=== GIVEN RECORDS ===

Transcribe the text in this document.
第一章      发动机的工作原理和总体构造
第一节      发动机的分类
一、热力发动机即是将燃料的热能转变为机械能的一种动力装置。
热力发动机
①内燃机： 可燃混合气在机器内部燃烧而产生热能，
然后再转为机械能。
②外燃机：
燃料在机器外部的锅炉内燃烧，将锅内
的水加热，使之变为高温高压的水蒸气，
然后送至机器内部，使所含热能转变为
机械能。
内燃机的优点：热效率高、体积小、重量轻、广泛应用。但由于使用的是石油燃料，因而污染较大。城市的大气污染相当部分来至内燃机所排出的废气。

===

## TASK STATEMENT
Write out the full set of records exactly as given.

## FULL OUTPUT
Transcribe the text in this document.
第一章      发动机的工作原理和总体构造
第一节      发动机的分类
一、热力发动机即是将燃料的热能转变为机械能的一种动力装置。
热力发动机
①内燃机： 可燃混合气在机器内部燃烧而产生热能，
然后再转为机械能。
②外燃机：
燃料在机器外部的锅炉内燃烧，将锅内
的水加热，使之变为高温高压的水蒸气，
然后送至机器内部，使所含热能转变为
机械能。
内燃机的优点：热效率高、体积小、重量轻、广泛应用。但由于使用的是石油燃料，因而污染较大。城市的大气污染相当部分来至内燃机所排出的废气。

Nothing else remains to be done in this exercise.